**Your task**
Every line with the string "Housing" should be gathered.

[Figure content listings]
══════

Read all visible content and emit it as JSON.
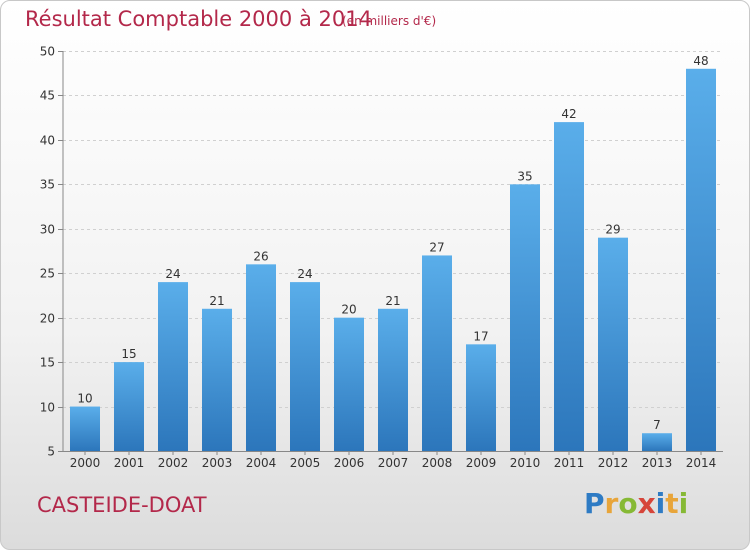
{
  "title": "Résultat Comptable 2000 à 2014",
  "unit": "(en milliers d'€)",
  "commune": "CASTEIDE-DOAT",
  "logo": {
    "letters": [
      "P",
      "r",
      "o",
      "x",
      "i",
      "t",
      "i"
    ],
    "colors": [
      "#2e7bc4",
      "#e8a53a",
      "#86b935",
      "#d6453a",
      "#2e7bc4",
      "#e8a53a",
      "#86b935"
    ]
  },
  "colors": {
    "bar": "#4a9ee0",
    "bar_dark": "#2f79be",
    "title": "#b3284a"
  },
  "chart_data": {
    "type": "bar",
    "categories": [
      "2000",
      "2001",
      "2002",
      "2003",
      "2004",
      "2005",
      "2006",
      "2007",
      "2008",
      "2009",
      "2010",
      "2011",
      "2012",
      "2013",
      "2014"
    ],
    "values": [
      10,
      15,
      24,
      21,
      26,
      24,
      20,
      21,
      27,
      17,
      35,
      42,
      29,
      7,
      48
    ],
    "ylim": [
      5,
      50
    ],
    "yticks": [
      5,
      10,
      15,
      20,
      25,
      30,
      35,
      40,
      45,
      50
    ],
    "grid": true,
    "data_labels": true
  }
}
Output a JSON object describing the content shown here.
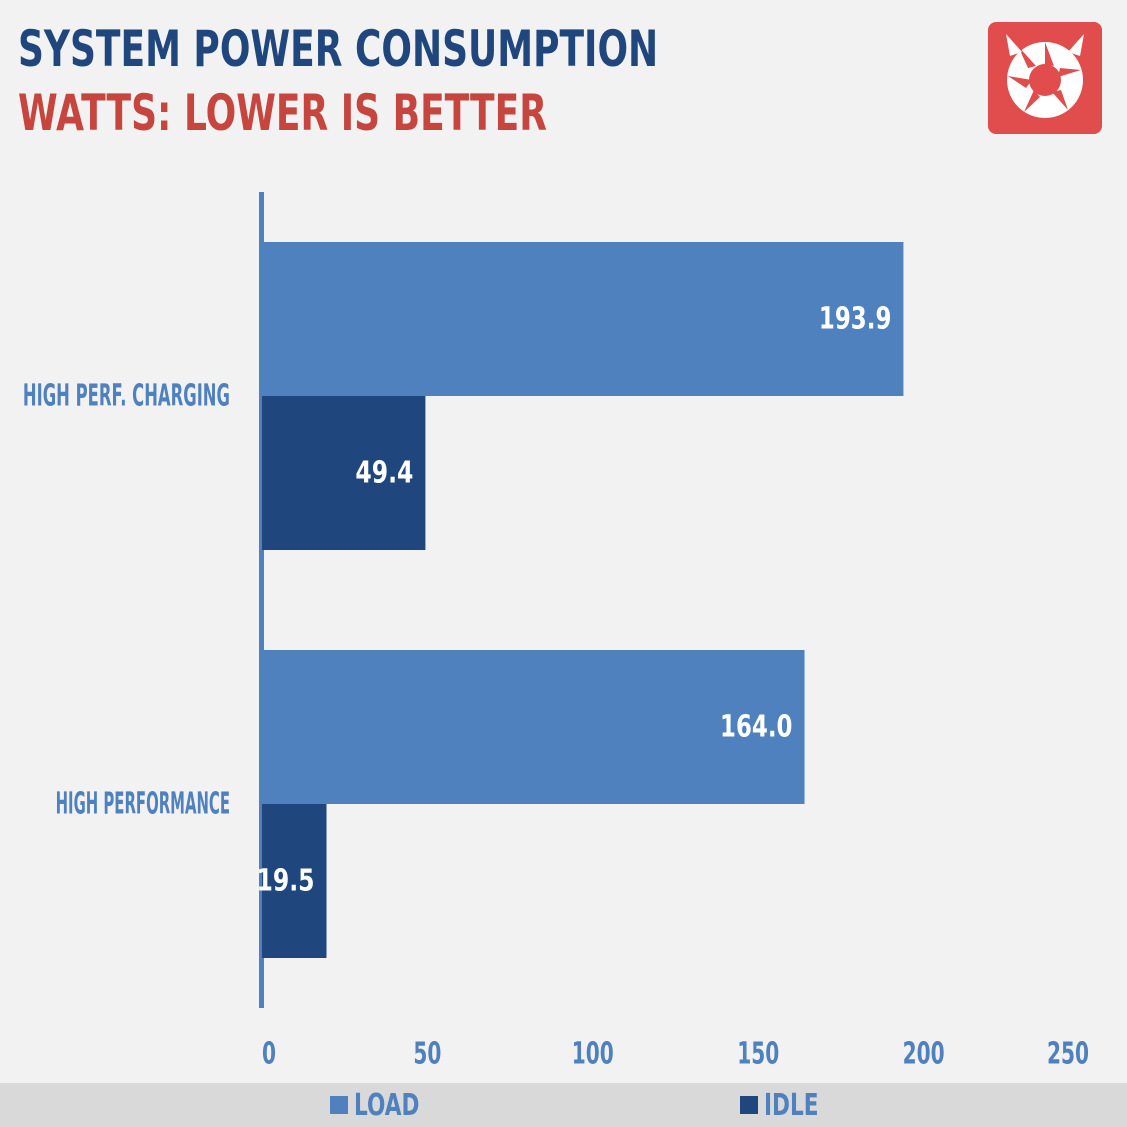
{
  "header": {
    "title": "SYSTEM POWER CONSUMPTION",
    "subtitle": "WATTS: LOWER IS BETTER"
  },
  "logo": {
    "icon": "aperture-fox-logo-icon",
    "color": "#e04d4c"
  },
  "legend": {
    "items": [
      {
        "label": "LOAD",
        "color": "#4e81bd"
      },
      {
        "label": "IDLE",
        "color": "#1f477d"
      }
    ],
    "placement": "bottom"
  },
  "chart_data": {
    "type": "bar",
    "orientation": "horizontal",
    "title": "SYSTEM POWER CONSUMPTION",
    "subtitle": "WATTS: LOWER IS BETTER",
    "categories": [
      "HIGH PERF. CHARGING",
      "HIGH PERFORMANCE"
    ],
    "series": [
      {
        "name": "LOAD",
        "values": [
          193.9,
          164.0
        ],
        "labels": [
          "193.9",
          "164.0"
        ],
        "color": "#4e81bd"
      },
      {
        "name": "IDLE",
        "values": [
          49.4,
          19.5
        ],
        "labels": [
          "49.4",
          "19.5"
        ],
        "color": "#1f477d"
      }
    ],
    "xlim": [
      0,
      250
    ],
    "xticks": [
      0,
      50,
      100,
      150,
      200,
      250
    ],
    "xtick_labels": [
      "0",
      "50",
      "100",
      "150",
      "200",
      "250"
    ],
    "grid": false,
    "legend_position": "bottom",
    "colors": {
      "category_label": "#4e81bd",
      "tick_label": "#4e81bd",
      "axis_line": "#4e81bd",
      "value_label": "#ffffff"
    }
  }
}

══════

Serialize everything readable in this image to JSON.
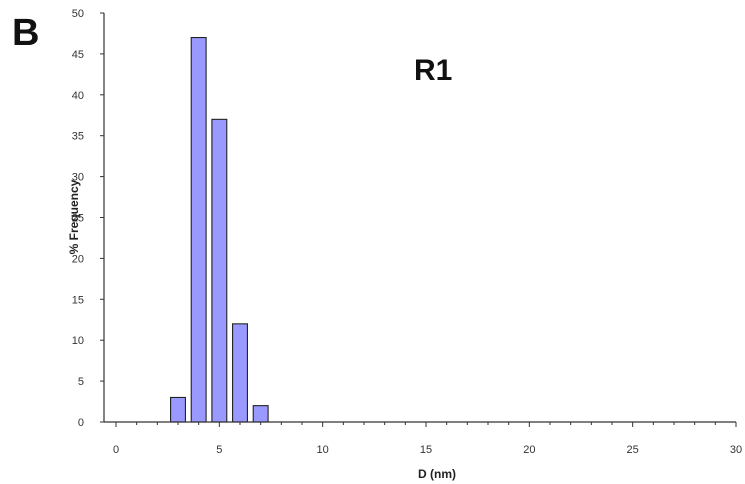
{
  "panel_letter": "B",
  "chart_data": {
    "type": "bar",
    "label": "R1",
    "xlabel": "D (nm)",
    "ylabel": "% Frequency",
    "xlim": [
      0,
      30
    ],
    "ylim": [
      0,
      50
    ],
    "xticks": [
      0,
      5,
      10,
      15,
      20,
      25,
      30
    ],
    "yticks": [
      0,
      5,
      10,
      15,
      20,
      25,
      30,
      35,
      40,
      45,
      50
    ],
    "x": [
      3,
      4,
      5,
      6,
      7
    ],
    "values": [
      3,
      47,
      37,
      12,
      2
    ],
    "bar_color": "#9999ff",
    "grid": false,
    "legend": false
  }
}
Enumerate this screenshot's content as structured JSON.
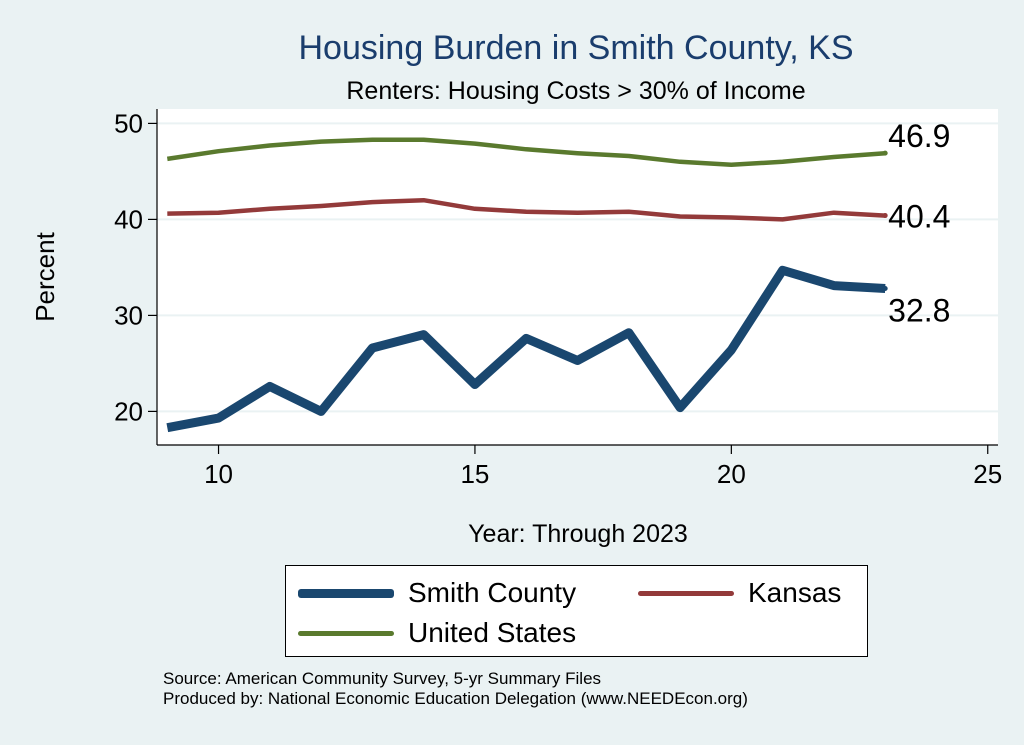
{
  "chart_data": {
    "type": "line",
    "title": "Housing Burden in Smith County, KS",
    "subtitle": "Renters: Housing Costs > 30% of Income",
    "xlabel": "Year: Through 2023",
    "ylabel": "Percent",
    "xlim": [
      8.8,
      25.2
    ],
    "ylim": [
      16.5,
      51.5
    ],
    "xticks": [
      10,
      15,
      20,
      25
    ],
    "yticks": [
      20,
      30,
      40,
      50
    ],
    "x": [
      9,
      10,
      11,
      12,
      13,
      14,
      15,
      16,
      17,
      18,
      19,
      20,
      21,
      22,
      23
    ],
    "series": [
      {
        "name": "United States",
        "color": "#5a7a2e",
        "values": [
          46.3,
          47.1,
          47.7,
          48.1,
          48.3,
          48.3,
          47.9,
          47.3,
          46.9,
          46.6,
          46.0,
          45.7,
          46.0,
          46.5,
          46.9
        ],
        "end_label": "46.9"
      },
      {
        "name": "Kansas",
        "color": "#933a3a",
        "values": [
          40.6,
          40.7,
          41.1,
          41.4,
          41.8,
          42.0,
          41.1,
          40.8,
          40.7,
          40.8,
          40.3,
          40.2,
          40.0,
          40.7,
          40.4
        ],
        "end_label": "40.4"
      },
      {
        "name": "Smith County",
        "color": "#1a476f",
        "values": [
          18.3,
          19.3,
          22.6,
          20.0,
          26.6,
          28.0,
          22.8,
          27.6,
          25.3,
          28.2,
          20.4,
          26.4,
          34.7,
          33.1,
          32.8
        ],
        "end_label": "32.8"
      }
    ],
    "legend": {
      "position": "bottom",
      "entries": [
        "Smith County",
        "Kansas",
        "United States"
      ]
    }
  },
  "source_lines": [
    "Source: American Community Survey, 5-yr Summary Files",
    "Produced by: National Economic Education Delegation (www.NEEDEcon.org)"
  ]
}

══════

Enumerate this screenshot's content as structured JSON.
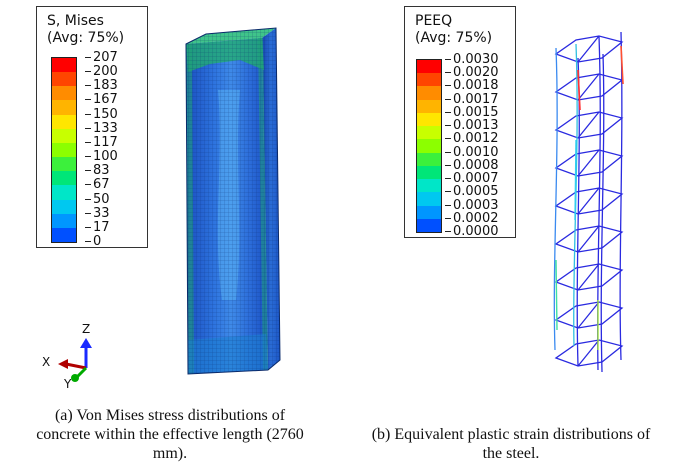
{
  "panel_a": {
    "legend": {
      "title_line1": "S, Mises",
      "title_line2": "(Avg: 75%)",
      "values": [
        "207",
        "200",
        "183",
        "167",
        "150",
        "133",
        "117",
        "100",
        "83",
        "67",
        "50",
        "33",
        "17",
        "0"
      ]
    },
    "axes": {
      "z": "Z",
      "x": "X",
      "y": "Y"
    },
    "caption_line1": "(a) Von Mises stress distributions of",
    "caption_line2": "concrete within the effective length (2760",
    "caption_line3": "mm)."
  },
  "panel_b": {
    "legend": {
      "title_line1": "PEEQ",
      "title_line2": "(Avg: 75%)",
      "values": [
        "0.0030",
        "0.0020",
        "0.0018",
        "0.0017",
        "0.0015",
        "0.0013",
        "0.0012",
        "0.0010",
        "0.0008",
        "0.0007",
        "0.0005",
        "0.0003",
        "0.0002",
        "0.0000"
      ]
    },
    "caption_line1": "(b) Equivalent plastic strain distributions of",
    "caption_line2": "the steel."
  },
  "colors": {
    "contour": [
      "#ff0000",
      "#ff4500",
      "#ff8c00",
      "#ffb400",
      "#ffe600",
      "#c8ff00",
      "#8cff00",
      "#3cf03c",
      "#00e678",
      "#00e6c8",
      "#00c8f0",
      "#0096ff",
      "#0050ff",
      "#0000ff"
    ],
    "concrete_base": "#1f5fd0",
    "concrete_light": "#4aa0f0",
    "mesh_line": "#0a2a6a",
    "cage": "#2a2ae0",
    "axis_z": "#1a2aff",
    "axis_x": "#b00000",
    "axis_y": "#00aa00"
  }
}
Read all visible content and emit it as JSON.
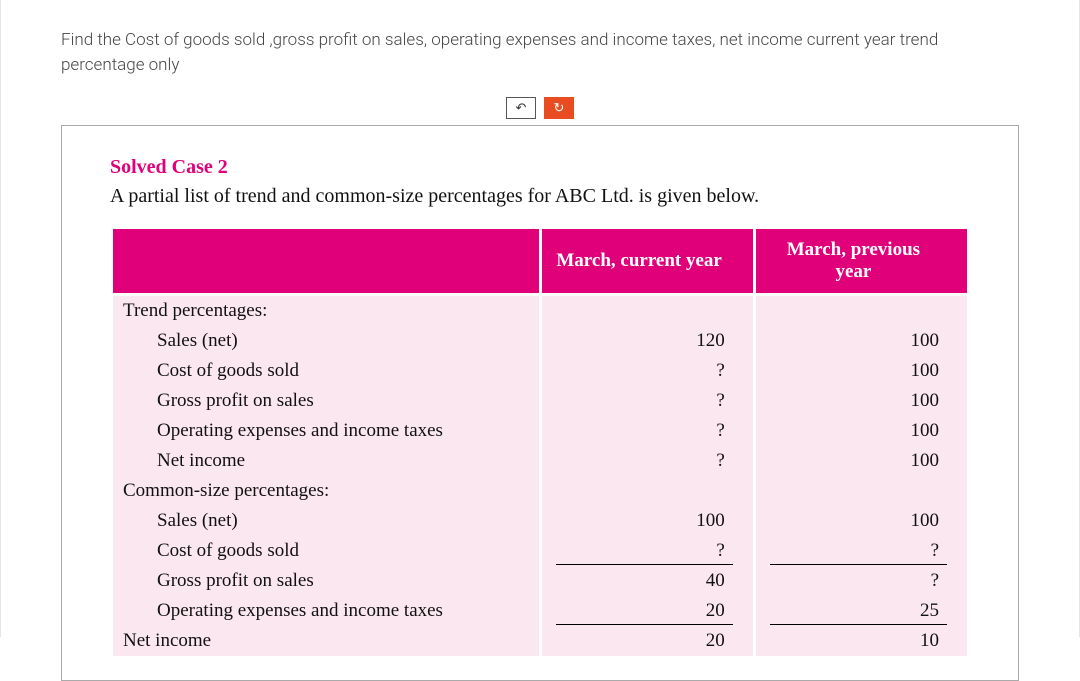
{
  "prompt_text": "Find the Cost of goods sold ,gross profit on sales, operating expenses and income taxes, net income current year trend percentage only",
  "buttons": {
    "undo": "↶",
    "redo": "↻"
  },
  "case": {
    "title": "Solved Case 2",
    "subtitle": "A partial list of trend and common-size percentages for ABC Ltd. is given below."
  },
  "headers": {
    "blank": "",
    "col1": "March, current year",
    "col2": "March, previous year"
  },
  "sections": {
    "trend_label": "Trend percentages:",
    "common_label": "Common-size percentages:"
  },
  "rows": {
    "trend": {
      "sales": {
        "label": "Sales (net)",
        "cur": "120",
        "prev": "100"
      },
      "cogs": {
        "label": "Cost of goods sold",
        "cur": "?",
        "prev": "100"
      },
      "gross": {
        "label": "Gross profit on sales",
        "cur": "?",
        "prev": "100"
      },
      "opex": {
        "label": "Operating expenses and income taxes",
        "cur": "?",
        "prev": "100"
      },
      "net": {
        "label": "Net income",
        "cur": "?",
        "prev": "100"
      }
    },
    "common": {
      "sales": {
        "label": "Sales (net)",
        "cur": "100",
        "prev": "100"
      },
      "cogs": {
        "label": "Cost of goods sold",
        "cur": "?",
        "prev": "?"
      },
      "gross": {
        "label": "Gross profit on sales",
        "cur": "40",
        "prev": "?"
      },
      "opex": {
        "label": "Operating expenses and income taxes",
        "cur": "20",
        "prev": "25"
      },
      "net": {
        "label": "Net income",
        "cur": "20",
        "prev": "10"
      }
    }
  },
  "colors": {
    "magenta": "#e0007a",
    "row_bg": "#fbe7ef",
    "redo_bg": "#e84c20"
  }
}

══════

**Written solution**
    "title": "Housing Burden in Smith County, KS",
    "subtitle": "Renters: Housing Costs > 30% of Income",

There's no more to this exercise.